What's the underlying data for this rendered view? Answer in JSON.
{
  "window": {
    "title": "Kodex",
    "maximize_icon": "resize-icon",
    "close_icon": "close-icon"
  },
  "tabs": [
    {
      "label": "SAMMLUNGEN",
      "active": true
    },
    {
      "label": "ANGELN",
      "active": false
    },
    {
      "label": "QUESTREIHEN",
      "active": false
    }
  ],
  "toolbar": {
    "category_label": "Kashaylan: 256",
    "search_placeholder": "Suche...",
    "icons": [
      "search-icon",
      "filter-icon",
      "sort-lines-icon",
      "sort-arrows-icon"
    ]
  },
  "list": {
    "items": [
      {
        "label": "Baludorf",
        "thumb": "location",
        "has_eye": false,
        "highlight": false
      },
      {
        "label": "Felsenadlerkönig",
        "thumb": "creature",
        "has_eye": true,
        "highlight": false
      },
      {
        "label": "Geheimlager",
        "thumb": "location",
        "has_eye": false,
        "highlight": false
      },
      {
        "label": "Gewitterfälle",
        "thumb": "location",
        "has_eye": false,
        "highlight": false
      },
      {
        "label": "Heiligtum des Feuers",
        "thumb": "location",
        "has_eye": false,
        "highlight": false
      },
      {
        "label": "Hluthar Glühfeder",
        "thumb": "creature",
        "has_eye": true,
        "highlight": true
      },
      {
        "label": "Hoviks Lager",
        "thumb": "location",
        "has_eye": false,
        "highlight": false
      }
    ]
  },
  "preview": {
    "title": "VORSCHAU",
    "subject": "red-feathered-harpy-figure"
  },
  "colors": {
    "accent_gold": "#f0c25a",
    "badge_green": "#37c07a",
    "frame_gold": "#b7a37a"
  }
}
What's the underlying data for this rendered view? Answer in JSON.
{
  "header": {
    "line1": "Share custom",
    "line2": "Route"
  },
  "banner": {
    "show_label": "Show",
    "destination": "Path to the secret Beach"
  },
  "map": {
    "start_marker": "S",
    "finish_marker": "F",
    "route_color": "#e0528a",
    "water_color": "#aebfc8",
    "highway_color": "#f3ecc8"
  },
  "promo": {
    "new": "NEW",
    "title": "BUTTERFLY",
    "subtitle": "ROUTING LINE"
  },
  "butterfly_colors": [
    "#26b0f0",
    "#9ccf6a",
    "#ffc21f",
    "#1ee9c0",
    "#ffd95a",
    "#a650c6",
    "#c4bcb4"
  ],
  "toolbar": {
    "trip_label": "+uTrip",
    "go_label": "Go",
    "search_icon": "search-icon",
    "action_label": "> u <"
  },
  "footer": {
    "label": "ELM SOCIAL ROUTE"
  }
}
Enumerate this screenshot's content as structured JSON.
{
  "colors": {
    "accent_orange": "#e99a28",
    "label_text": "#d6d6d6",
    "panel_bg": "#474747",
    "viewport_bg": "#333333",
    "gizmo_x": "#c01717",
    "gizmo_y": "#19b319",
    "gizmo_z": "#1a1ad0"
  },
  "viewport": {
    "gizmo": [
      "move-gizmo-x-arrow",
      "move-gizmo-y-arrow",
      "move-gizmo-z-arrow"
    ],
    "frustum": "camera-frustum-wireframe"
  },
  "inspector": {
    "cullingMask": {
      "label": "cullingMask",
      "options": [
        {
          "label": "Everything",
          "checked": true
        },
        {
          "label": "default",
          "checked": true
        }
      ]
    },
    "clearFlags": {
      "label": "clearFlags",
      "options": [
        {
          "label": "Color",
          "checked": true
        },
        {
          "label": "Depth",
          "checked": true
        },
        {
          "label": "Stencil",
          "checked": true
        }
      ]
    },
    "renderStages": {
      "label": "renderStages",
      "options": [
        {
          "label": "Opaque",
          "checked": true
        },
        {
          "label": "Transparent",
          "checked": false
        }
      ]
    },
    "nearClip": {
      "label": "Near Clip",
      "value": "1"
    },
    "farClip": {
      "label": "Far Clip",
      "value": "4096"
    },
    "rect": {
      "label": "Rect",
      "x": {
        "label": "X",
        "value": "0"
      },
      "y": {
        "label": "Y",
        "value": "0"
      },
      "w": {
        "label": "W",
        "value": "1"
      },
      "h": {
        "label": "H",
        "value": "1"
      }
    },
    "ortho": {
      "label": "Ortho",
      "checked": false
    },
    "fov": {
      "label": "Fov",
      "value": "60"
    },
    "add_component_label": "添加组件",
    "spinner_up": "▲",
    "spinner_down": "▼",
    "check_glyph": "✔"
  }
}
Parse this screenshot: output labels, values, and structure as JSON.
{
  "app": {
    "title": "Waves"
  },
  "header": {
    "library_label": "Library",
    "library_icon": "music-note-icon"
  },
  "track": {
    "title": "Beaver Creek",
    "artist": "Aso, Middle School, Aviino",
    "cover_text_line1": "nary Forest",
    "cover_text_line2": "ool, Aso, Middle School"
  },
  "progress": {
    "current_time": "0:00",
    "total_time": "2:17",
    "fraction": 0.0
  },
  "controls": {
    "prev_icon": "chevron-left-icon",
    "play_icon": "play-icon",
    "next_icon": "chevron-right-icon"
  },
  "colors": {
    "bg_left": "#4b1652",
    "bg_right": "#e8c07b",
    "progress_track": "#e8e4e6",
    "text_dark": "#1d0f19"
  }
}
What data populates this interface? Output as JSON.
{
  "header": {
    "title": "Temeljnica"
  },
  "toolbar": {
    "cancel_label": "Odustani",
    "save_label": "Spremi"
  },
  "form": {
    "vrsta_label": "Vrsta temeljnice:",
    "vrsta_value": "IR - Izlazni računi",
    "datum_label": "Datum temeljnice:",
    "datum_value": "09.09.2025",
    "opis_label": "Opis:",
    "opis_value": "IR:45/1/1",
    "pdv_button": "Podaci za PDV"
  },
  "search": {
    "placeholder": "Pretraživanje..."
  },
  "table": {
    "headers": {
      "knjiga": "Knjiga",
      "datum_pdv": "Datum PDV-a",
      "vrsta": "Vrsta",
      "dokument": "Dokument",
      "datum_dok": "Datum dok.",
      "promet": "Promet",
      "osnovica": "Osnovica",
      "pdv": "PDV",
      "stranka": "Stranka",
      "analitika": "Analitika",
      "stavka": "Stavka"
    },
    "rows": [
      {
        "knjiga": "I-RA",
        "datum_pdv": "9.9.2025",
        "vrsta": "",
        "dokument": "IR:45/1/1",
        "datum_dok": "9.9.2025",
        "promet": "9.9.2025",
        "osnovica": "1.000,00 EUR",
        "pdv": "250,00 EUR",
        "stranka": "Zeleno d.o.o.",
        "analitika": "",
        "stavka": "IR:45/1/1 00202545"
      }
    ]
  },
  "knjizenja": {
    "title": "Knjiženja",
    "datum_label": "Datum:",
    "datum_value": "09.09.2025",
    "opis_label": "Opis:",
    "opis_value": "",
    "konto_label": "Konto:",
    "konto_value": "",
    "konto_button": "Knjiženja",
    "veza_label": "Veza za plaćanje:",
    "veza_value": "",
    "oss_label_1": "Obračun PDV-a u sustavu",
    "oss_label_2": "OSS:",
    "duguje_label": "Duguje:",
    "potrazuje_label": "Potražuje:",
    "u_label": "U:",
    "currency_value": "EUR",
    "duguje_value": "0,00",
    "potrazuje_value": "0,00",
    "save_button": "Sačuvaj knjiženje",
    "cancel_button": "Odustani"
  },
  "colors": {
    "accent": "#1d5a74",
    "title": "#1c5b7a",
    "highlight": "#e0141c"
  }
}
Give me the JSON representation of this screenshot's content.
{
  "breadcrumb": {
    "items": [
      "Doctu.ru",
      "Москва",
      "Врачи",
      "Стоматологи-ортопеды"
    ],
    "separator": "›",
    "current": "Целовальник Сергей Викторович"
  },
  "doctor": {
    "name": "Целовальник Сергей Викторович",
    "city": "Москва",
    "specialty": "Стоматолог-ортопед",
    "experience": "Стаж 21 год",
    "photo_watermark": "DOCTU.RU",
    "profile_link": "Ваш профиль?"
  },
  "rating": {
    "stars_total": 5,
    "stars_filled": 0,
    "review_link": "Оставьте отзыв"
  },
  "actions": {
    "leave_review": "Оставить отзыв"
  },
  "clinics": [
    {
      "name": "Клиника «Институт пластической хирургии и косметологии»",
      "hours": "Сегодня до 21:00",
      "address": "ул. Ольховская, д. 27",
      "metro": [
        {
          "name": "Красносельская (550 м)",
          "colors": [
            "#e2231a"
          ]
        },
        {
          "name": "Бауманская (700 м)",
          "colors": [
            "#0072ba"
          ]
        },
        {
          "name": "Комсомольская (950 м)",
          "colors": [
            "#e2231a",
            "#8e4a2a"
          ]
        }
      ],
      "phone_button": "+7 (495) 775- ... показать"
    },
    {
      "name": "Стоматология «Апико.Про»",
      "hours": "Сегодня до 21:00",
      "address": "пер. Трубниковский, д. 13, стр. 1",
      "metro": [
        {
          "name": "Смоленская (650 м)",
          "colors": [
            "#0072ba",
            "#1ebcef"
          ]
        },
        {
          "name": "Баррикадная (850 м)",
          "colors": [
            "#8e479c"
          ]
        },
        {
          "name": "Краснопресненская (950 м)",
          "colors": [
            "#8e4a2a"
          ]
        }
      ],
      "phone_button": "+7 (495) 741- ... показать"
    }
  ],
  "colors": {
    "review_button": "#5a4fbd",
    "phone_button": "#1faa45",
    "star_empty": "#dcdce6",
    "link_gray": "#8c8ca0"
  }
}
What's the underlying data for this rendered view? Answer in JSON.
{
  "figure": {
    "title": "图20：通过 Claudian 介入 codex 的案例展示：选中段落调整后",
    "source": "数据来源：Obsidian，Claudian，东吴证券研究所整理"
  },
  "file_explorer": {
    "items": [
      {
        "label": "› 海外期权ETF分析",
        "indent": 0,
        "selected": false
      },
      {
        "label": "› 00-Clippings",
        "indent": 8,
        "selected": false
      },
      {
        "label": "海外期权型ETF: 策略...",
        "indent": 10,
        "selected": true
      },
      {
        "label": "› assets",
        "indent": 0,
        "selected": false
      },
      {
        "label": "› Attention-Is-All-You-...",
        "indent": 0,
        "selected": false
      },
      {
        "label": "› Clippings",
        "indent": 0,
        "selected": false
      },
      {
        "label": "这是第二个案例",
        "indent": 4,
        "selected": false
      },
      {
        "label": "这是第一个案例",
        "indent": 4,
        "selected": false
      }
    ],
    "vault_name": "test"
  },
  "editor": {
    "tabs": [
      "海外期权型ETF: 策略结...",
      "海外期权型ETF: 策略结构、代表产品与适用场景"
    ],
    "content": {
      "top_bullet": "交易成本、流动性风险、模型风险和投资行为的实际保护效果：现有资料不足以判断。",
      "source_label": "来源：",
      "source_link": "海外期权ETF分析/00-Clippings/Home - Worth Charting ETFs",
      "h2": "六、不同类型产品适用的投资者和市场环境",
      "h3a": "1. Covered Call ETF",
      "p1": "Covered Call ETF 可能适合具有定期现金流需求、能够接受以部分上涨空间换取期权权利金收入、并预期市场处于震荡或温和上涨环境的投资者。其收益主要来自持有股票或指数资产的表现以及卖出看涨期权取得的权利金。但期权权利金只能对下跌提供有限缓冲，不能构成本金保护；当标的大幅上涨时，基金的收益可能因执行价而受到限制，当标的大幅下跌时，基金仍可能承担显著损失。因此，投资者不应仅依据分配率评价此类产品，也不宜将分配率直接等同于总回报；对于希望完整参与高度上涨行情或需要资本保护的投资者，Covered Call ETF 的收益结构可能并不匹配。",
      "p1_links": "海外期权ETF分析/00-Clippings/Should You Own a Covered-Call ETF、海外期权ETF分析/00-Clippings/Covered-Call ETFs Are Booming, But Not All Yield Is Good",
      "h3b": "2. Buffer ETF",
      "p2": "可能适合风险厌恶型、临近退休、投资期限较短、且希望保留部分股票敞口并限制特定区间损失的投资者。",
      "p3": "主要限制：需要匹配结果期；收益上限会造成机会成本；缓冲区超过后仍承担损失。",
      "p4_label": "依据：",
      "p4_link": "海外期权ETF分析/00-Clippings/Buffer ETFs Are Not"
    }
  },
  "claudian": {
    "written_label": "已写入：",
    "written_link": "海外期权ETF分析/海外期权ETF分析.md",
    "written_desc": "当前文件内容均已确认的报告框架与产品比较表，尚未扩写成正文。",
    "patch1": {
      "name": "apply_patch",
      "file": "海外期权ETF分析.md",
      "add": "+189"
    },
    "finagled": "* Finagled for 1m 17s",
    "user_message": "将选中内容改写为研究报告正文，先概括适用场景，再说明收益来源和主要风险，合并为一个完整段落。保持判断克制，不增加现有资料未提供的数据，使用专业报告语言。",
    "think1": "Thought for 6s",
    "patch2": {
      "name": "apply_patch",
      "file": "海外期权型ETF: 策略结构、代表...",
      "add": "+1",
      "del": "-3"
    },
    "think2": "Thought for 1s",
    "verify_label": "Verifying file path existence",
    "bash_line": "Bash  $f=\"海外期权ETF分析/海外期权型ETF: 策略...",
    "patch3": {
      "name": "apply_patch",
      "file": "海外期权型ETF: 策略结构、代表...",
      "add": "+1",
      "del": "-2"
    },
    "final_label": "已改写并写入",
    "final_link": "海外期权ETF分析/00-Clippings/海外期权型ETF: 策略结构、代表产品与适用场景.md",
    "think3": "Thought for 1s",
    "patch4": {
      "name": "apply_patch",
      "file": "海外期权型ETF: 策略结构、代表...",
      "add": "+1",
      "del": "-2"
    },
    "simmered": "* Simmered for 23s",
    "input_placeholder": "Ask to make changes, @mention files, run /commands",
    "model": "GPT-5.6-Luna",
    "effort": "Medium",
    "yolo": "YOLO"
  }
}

━━━━━━━━━━━━━━━━━━━━━━━━━━━━━━

The problem: Copy each line from the records above that includes the string "Covered".

Written answer:
      "h3a": "1. Covered Call ETF",
      "p1": "Covered Call ETF 可能适合具有定期现金流需求、能够接受以部分上涨空间换取期权权利金收入、并预期市场处于震荡或温和上涨环境的投资者。其收益主要来自持有股票或指数资产的表现以及卖出看涨期权取得的权利金。但期权权利金只能对下跌提供有限缓冲，不能构成本金保护；当标的大幅上涨时，基金的收益可能因执行价而受到限制，当标的大幅下跌时，基金仍可能承担显著损失。因此，投资者不应仅依据分配率评价此类产品，也不宜将分配率直接等同于总回报；对于希望完整参与高度上涨行情或需要资本保护的投资者，Covered Call ETF 的收益结构可能并不匹配。",
      "p1_links": "海外期权ETF分析/00-Clippings/Should You Own a Covered-Call ETF、海外期权ETF分析/00-Clippings/Covered-Call ETFs Are Booming, But Not All Yield Is Good",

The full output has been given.